→ Objective:
Make a verbatim copy of the entries below; pictures stay out.

→ Information provided:
=-=-=-=-=

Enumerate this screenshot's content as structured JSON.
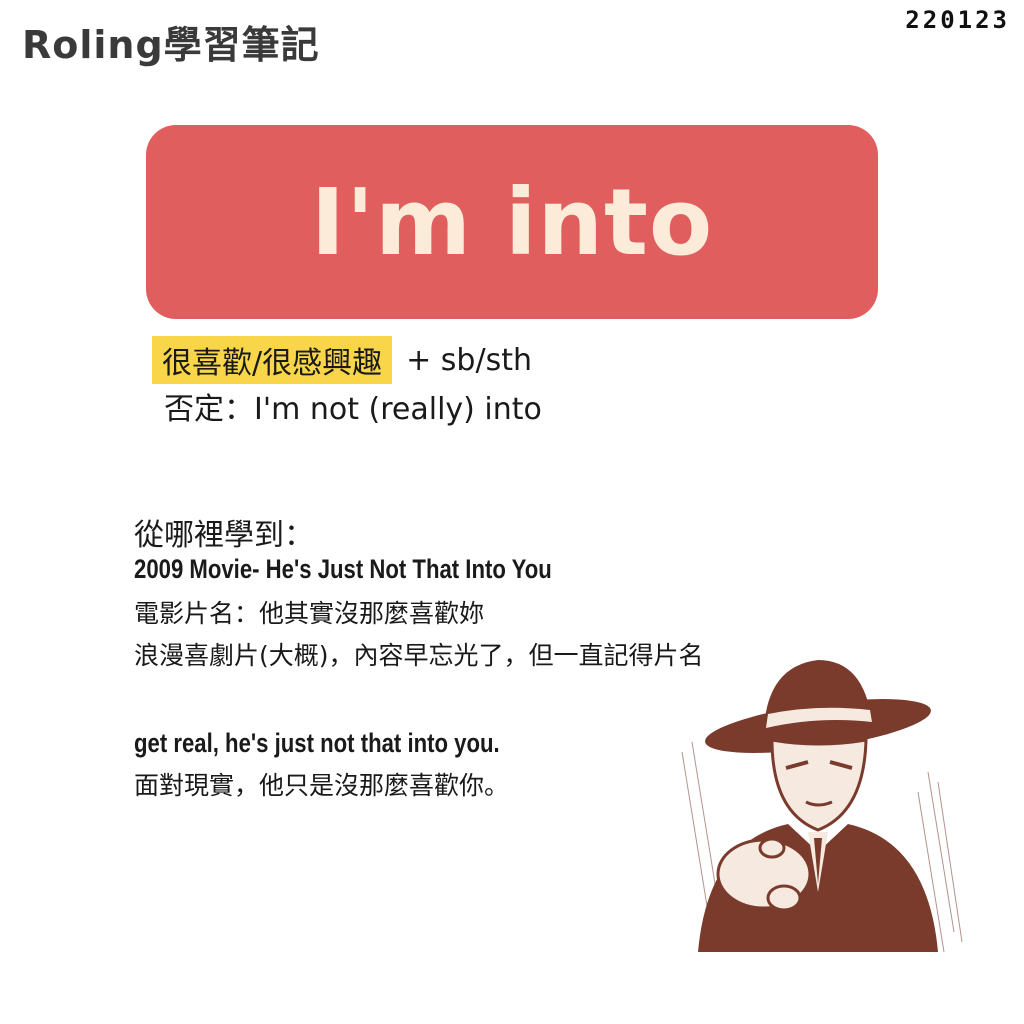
{
  "header": {
    "brand": "Roling學習筆記",
    "date_code": "220123"
  },
  "title": {
    "phrase": "I'm into"
  },
  "definition": {
    "meaning": "很喜歡/很感興趣",
    "usage": "+ sb/sth",
    "negative": "否定：I'm not (really) into"
  },
  "source": {
    "heading": "從哪裡學到：",
    "movie": "2009 Movie- He's Just Not That Into You",
    "movie_cn_title": "電影片名：他其實沒那麼喜歡妳",
    "note": "浪漫喜劇片(大概)，內容早忘光了，但一直記得片名"
  },
  "quote": {
    "english": "get real, he's just not that into you.",
    "chinese": "面對現實，他只是沒那麼喜歡你。"
  },
  "colors": {
    "title_bg": "#e05e5d",
    "title_text": "#fcebd8",
    "highlight": "#f9d649",
    "illustration": "#7a3b2c"
  }
}
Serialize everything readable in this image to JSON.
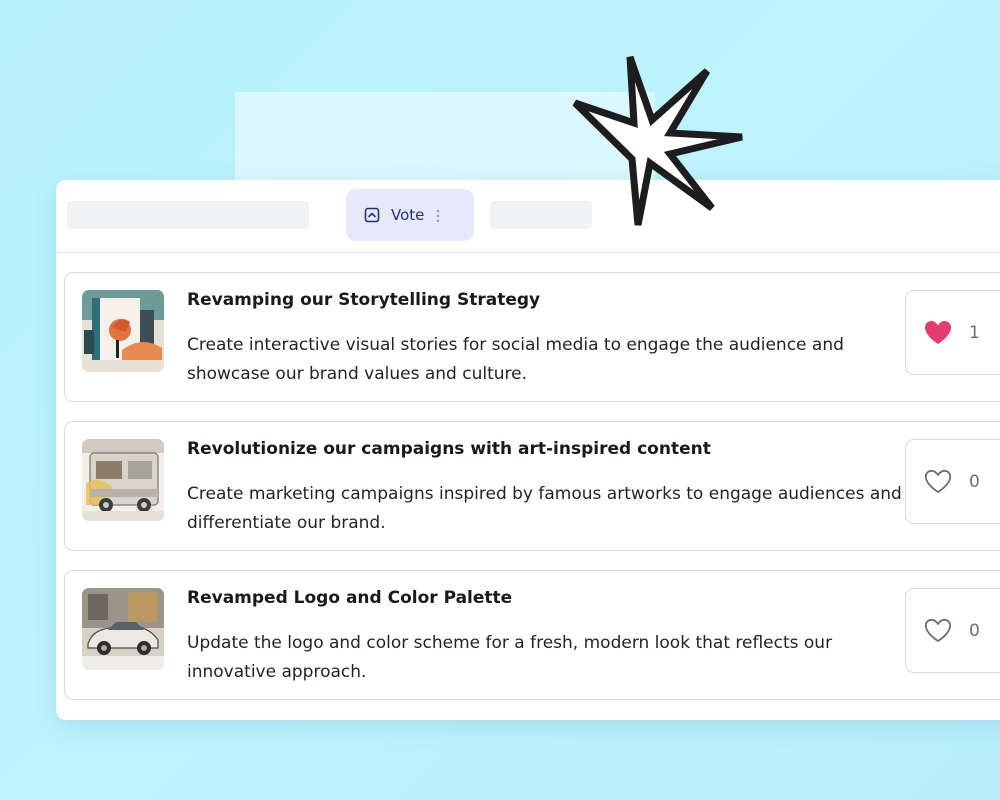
{
  "tabs": {
    "active_label": "Vote"
  },
  "ideas": [
    {
      "title": "Revamping our Storytelling Strategy",
      "description": "Create interactive visual stories for social media to engage the audience and showcase our brand values and culture.",
      "likes": "1",
      "liked": true,
      "thumb_icon": "storytelling-thumbnail"
    },
    {
      "title": "Revolutionize our campaigns with art-inspired content",
      "description": "Create marketing campaigns inspired by famous artworks to engage audiences and differentiate our brand.",
      "likes": "0",
      "liked": false,
      "thumb_icon": "campervan-thumbnail"
    },
    {
      "title": "Revamped Logo and Color Palette",
      "description": "Update the logo and color scheme for a fresh, modern look that reflects our innovative approach.",
      "likes": "0",
      "liked": false,
      "thumb_icon": "car-thumbnail"
    }
  ],
  "colors": {
    "accent": "#25307a",
    "vote_tab_bg": "#e6e9fb",
    "liked_heart": "#e23d6d",
    "background": "#bdf3fc"
  }
}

=-=-=-=-=

→ Written response:
Enumerate this screenshot's content as structured JSON.
{
  "header": {
    "brand": "Roling學習筆記",
    "date_code": "220123"
  },
  "title": {
    "phrase": "I'm into"
  },
  "definition": {
    "meaning": "很喜歡/很感興趣",
    "usage": "+ sb/sth",
    "negative": "否定：I'm not (really) into"
  },
  "source": {
    "heading": "從哪裡學到：",
    "movie": "2009 Movie- He's Just Not That Into You",
    "movie_cn_title": "電影片名：他其實沒那麼喜歡妳",
    "note": "浪漫喜劇片(大概)，內容早忘光了，但一直記得片名"
  },
  "quote": {
    "english": "get real, he's just not that into you.",
    "chinese": "面對現實，他只是沒那麼喜歡你。"
  },
  "colors": {
    "title_bg": "#e05e5d",
    "title_text": "#fcebd8",
    "highlight": "#f9d649",
    "illustration": "#7a3b2c"
  }
}
Serialize everything readable in this image to JSON.
{
  "tabs": {
    "active_label": "Vote"
  },
  "ideas": [
    {
      "title": "Revamping our Storytelling Strategy",
      "description": "Create interactive visual stories for social media to engage the audience and showcase our brand values and culture.",
      "likes": "1",
      "liked": true,
      "thumb_icon": "storytelling-thumbnail"
    },
    {
      "title": "Revolutionize our campaigns with art-inspired content",
      "description": "Create marketing campaigns inspired by famous artworks to engage audiences and differentiate our brand.",
      "likes": "0",
      "liked": false,
      "thumb_icon": "campervan-thumbnail"
    },
    {
      "title": "Revamped Logo and Color Palette",
      "description": "Update the logo and color scheme for a fresh, modern look that reflects our innovative approach.",
      "likes": "0",
      "liked": false,
      "thumb_icon": "car-thumbnail"
    }
  ],
  "colors": {
    "accent": "#25307a",
    "vote_tab_bg": "#e6e9fb",
    "liked_heart": "#e23d6d",
    "background": "#bdf3fc"
  }
}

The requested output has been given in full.